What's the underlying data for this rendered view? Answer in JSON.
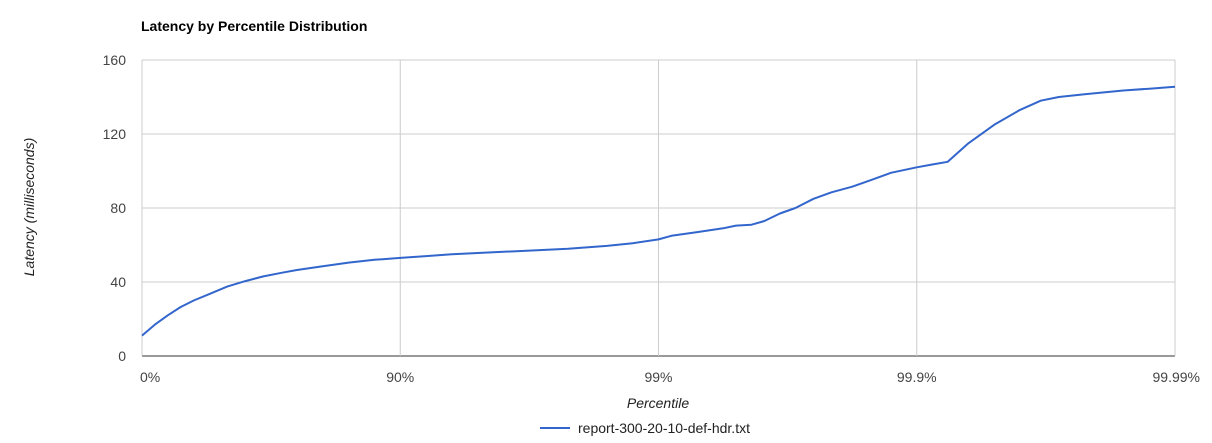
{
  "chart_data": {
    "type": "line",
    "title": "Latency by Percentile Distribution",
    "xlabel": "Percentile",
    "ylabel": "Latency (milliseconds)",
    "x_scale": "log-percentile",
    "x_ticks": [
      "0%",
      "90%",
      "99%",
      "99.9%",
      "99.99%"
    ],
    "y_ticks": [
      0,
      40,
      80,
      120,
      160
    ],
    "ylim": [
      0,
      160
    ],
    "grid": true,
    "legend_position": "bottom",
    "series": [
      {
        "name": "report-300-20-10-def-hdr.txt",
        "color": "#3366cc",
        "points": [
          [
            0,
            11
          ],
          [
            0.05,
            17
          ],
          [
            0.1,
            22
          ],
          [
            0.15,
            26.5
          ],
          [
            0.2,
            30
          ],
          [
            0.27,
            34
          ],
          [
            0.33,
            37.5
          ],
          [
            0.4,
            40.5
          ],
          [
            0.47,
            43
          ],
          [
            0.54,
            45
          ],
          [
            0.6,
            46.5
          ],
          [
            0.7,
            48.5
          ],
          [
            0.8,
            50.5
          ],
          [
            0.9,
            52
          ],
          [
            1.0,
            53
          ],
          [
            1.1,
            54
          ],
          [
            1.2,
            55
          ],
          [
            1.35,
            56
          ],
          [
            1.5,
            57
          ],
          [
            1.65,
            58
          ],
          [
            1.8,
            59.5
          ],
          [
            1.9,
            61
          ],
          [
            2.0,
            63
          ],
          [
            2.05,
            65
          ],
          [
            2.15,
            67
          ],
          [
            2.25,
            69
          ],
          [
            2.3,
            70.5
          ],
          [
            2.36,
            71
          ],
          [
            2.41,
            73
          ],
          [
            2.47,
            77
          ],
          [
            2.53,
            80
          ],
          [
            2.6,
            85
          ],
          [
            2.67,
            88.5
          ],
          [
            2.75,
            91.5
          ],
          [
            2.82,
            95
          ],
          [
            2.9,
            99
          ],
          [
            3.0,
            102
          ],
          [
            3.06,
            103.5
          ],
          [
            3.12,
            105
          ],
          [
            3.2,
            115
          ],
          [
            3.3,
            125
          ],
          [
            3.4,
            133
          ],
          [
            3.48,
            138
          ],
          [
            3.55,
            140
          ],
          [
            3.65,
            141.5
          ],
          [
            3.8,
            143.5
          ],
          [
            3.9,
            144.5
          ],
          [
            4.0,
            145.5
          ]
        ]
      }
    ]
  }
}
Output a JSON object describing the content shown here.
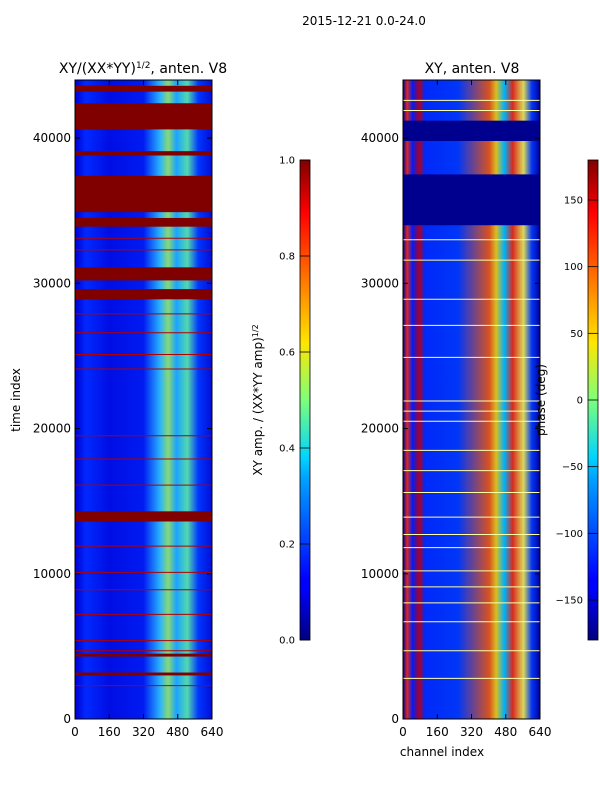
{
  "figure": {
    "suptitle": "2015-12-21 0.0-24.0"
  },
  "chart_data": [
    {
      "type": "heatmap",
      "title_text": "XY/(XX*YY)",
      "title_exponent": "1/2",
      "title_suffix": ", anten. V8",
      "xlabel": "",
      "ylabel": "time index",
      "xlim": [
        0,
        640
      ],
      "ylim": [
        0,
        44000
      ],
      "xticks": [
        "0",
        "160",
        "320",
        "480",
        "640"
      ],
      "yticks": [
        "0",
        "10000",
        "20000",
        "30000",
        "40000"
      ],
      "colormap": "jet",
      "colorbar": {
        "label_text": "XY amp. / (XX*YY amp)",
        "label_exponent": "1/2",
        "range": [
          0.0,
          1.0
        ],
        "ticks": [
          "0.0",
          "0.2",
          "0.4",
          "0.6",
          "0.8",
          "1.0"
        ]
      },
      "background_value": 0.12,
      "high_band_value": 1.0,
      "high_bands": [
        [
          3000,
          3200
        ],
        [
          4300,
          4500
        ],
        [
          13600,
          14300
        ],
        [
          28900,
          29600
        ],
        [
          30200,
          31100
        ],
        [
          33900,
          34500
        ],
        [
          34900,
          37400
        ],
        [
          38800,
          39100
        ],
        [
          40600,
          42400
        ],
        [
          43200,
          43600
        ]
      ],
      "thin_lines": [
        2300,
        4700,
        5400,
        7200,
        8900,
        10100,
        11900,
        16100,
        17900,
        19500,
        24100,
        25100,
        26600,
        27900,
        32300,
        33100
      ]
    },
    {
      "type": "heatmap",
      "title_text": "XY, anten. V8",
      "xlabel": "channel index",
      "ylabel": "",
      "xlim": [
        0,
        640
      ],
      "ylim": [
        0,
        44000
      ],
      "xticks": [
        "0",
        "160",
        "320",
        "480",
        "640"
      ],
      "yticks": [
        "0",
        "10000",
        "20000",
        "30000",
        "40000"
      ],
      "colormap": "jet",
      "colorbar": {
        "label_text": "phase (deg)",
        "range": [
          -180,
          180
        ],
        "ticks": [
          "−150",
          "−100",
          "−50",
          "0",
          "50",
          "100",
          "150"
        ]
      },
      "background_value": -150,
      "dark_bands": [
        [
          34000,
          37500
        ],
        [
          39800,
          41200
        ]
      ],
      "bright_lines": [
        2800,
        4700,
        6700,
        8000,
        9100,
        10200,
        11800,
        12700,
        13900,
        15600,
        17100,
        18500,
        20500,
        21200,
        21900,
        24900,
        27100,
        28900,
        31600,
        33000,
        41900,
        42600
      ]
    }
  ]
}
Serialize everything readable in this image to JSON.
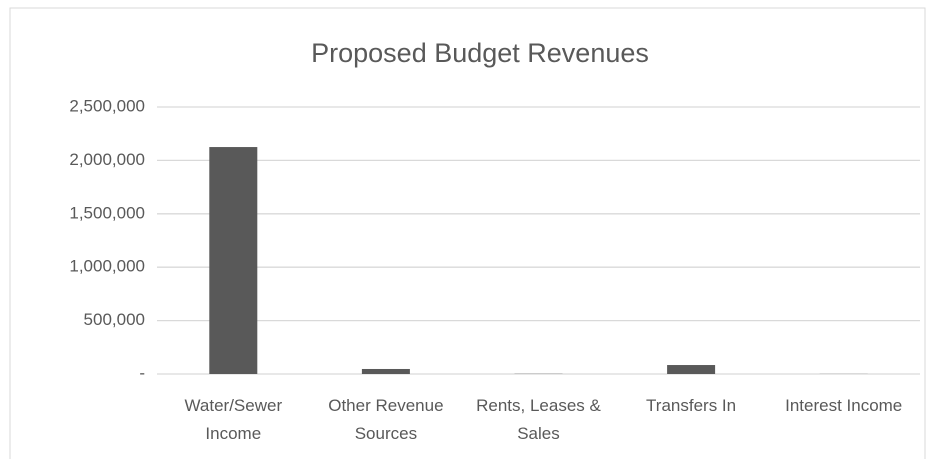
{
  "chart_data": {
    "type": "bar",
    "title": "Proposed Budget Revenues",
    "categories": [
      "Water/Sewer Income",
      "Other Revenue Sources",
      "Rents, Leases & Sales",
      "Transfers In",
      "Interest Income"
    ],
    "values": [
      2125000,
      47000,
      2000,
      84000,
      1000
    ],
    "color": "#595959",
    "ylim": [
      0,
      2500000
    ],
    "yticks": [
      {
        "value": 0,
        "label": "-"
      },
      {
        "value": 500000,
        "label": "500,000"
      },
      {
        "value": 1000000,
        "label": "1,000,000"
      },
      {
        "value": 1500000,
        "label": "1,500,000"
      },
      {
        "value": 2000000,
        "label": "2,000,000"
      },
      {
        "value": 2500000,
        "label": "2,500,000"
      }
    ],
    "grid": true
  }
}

...

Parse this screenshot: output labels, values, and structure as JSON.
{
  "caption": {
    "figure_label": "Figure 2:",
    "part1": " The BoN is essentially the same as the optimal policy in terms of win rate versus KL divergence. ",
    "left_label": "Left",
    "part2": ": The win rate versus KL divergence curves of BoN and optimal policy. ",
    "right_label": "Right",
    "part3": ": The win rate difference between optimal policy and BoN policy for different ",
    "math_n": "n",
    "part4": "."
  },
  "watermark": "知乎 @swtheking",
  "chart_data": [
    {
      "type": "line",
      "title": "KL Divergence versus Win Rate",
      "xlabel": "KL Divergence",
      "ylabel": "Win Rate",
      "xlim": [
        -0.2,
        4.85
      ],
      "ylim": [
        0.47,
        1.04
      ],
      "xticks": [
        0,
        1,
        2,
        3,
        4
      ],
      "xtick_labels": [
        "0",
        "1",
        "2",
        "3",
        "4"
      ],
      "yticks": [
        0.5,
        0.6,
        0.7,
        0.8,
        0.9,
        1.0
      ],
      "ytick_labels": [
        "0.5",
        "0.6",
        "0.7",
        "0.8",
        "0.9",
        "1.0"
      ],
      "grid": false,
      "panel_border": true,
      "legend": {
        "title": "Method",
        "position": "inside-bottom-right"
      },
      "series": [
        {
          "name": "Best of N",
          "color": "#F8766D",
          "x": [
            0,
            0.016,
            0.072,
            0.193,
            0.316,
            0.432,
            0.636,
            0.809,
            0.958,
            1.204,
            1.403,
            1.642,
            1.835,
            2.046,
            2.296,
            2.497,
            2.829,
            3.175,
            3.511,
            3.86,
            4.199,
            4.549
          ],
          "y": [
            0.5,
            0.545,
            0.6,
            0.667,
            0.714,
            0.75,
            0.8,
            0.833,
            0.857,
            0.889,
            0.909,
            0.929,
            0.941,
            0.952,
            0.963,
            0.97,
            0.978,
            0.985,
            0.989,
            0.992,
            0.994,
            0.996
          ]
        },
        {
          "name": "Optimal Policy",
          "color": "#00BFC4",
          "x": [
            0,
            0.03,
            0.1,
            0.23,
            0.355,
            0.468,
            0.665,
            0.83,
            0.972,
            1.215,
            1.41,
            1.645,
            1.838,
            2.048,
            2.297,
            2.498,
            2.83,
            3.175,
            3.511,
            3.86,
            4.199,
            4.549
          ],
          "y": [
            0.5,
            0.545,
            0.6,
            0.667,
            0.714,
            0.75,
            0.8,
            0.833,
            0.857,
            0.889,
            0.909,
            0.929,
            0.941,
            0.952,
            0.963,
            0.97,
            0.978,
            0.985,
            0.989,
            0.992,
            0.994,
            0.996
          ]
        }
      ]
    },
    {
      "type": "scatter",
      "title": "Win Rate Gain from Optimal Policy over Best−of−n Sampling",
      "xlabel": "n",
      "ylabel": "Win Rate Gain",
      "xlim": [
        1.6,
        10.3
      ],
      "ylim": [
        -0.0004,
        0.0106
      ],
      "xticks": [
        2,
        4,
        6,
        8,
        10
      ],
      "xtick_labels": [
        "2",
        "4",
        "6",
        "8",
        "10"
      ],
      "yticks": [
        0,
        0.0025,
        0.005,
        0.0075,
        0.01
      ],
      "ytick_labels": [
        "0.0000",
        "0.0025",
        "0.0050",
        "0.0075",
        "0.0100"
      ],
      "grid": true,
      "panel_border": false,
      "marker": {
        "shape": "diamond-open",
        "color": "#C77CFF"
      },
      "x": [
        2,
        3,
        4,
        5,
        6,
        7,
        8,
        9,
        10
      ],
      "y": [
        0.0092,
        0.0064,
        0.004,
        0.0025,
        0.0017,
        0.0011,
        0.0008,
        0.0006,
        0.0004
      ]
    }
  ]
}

§ WRITTEN PROBLEM
Track down every line with the word "type" and copy it.

§ EXPECTED ANSWER
    "type": "line",
      "type": "heatmap",
      "type": "heatmap",
    "type": "bar",
      "type": "line",
      "type": "scatter",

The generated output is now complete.